**Short exercise**
Filter the entries and keep only the lines where the string "activities" appears.

**Exercise input**
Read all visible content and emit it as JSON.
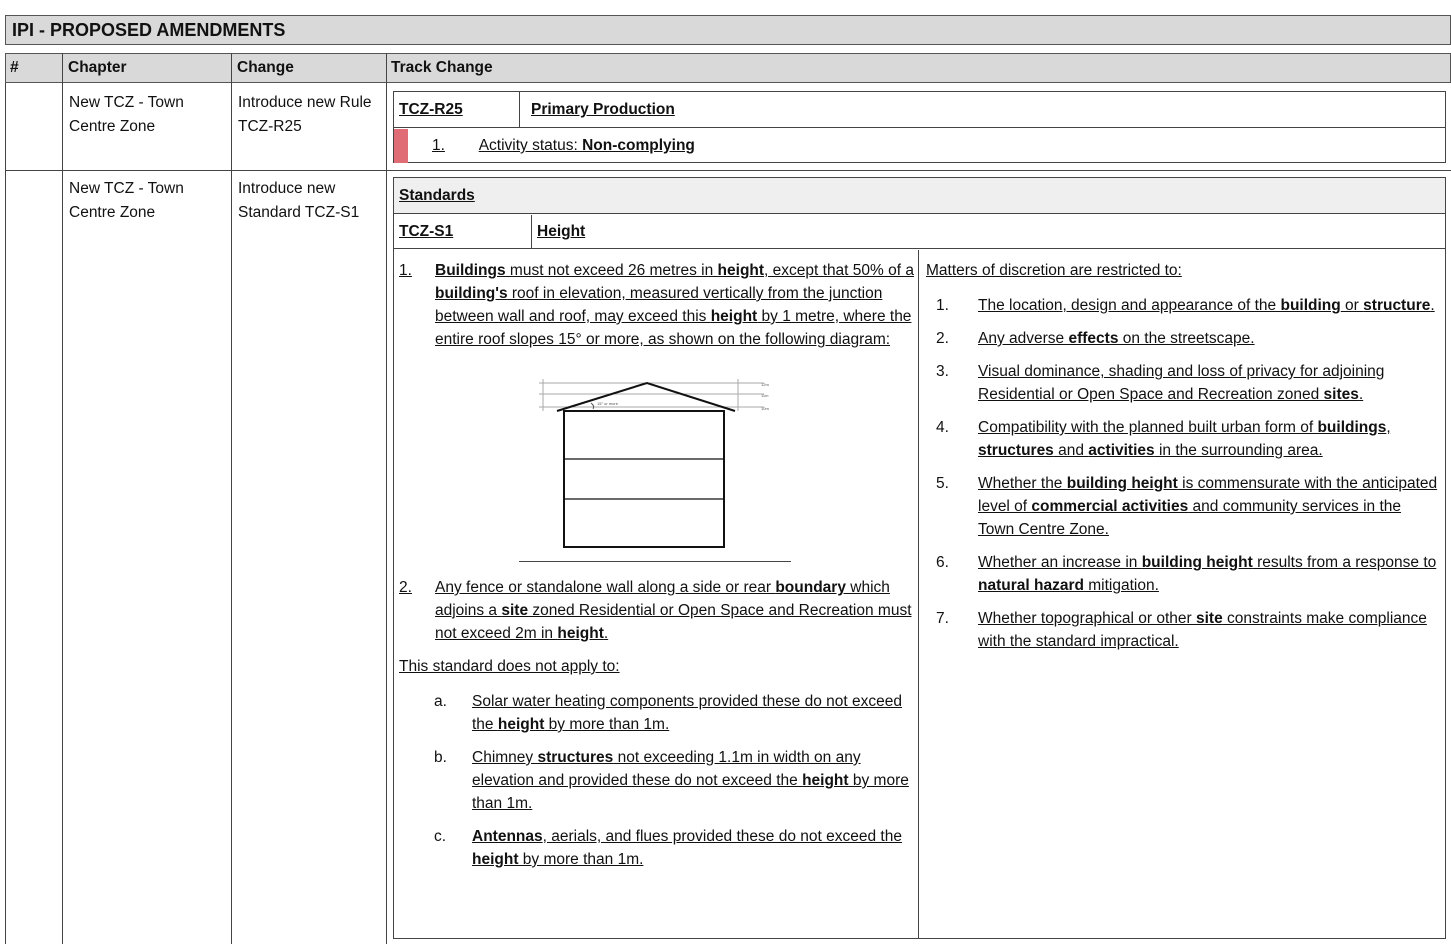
{
  "title": "IPI - PROPOSED AMENDMENTS",
  "headers": {
    "num": "#",
    "chapter": "Chapter",
    "change": "Change",
    "track": "Track Change"
  },
  "row1": {
    "chapter": "New TCZ - Town Centre Zone",
    "change": "Introduce new Rule TCZ-R25",
    "rule_code": "TCZ-R25",
    "rule_name": "Primary Production",
    "status_num": "1.",
    "status_label": "Activity status: ",
    "status_value": "Non-complying"
  },
  "row2": {
    "chapter": "New TCZ - Town Centre Zone",
    "change": "Introduce new Standard TCZ-S1",
    "section": "Standards",
    "std_code": "TCZ-S1",
    "std_name": "Height",
    "left": {
      "p1_num": "1.",
      "p1": [
        {
          "t": "Buildings",
          "b": true
        },
        {
          "t": " must not exceed 26 metres in ",
          "b": false
        },
        {
          "t": "height",
          "b": true
        },
        {
          "t": ", except that 50% of a ",
          "b": false
        },
        {
          "t": "building's",
          "b": true
        },
        {
          "t": " roof in elevation, measured vertically from the junction between wall and roof, may exceed this ",
          "b": false
        },
        {
          "t": "height",
          "b": true
        },
        {
          "t": " by 1 metre, where the entire roof slopes 15° or more, as shown on the following diagram:",
          "b": false
        }
      ],
      "diagram": {
        "label_slope": "15° or more",
        "label_12": "12m",
        "label_11": "11m",
        "label_10": "10m"
      },
      "p2_num": "2.",
      "p2": [
        {
          "t": "Any fence or standalone wall along a side or rear ",
          "b": false
        },
        {
          "t": "boundary",
          "b": true
        },
        {
          "t": " which adjoins a ",
          "b": false
        },
        {
          "t": "site",
          "b": true
        },
        {
          "t": " zoned Residential or Open Space and Recreation must not exceed 2m in ",
          "b": false
        },
        {
          "t": "height",
          "b": true
        },
        {
          "t": ".",
          "b": false
        }
      ],
      "exempt_intro": "This standard does not apply to:",
      "exempt": [
        {
          "n": "a.",
          "parts": [
            {
              "t": "Solar water heating components provided these do not exceed the ",
              "b": false
            },
            {
              "t": "height",
              "b": true
            },
            {
              "t": " by more than 1m.",
              "b": false
            }
          ]
        },
        {
          "n": "b.",
          "parts": [
            {
              "t": "Chimney ",
              "b": false
            },
            {
              "t": "structures",
              "b": true
            },
            {
              "t": " not exceeding 1.1m in width on any elevation and provided these do not exceed the ",
              "b": false
            },
            {
              "t": "height",
              "b": true
            },
            {
              "t": " by more than 1m.",
              "b": false
            }
          ]
        },
        {
          "n": "c.",
          "parts": [
            {
              "t": "Antennas",
              "b": true
            },
            {
              "t": ", aerials, and flues provided these do not exceed the ",
              "b": false
            },
            {
              "t": "height",
              "b": true
            },
            {
              "t": " by more than 1m.",
              "b": false
            }
          ]
        }
      ]
    },
    "right": {
      "intro": "Matters of discretion are restricted to:",
      "items": [
        {
          "n": "1.",
          "parts": [
            {
              "t": "The location, design and appearance of the ",
              "b": false
            },
            {
              "t": "building",
              "b": true
            },
            {
              "t": " or ",
              "b": false
            },
            {
              "t": "structure",
              "b": true
            },
            {
              "t": ".",
              "b": false
            }
          ]
        },
        {
          "n": "2.",
          "parts": [
            {
              "t": "Any adverse ",
              "b": false
            },
            {
              "t": "effects",
              "b": true
            },
            {
              "t": " on the streetscape.",
              "b": false
            }
          ]
        },
        {
          "n": "3.",
          "parts": [
            {
              "t": "Visual dominance, shading and loss of privacy for adjoining Residential or Open Space and Recreation zoned ",
              "b": false
            },
            {
              "t": "sites",
              "b": true
            },
            {
              "t": ".",
              "b": false
            }
          ]
        },
        {
          "n": "4.",
          "parts": [
            {
              "t": "Compatibility with the planned built urban form of ",
              "b": false
            },
            {
              "t": "buildings",
              "b": true
            },
            {
              "t": ", ",
              "b": false
            },
            {
              "t": "structures",
              "b": true
            },
            {
              "t": " and ",
              "b": false
            },
            {
              "t": "activities",
              "b": true
            },
            {
              "t": " in the surrounding area.",
              "b": false
            }
          ]
        },
        {
          "n": "5.",
          "parts": [
            {
              "t": "Whether the ",
              "b": false
            },
            {
              "t": "building height",
              "b": true
            },
            {
              "t": " is commensurate with the anticipated level of ",
              "b": false
            },
            {
              "t": "commercial activities",
              "b": true
            },
            {
              "t": " and community services in the Town Centre Zone.",
              "b": false
            }
          ]
        },
        {
          "n": "6.",
          "parts": [
            {
              "t": "Whether an increase in ",
              "b": false
            },
            {
              "t": "building height",
              "b": true
            },
            {
              "t": " results from a response to ",
              "b": false
            },
            {
              "t": "natural hazard",
              "b": true
            },
            {
              "t": " mitigation.",
              "b": false
            }
          ]
        },
        {
          "n": "7.",
          "parts": [
            {
              "t": "Whether topographical or other ",
              "b": false
            },
            {
              "t": "site",
              "b": true
            },
            {
              "t": " constraints make compliance with the standard impractical.",
              "b": false
            }
          ]
        }
      ]
    }
  },
  "colors": {
    "header_bg": "#d9d9d9",
    "status_marker": "#e06c75",
    "border": "#444444"
  }
}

**Result below**
              "t": "activities",
              "t": "commercial activities",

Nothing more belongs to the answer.